(Data entries)
━━━━━━━━━━
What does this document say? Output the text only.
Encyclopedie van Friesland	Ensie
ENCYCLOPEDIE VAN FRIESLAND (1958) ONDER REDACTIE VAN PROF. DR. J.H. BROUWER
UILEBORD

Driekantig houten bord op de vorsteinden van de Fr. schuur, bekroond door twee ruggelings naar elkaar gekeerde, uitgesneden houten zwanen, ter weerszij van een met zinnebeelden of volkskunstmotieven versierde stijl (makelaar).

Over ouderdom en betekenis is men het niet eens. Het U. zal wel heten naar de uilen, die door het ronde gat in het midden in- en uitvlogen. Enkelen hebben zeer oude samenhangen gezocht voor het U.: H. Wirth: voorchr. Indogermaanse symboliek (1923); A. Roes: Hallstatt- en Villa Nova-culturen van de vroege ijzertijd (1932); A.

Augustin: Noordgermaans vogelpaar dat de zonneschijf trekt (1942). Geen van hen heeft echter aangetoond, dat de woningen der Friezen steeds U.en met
━━━━━━━━━━
:: WHAT IS BEING ASKED ::
Quote the data in full, keeping each word unchanged.

:: EXERCISE SOLUTION ::
What does this document say? Output the text only.
Encyclopedie van Friesland	Ensie
ENCYCLOPEDIE VAN FRIESLAND (1958) ONDER REDACTIE VAN PROF. DR. J.H. BROUWER
UILEBORD

Driekantig houten bord op de vorsteinden van de Fr. schuur, bekroond door twee ruggelings naar elkaar gekeerde, uitgesneden houten zwanen, ter weerszij van een met zinnebeelden of volkskunstmotieven versierde stijl (makelaar).

Over ouderdom en betekenis is men het niet eens. Het U. zal wel heten naar de uilen, die door het ronde gat in het midden in- en uitvlogen. Enkelen hebben zeer oude samenhangen gezocht voor het U.: H. Wirth: voorchr. Indogermaanse symboliek (1923); A. Roes: Hallstatt- en Villa Nova-culturen van de vroege ijzertijd (1932); A.

Augustin: Noordgermaans vogelpaar dat de zonneschijf trekt (1942). Geen van hen heeft echter aangetoond, dat de woningen der Friezen steeds U.en met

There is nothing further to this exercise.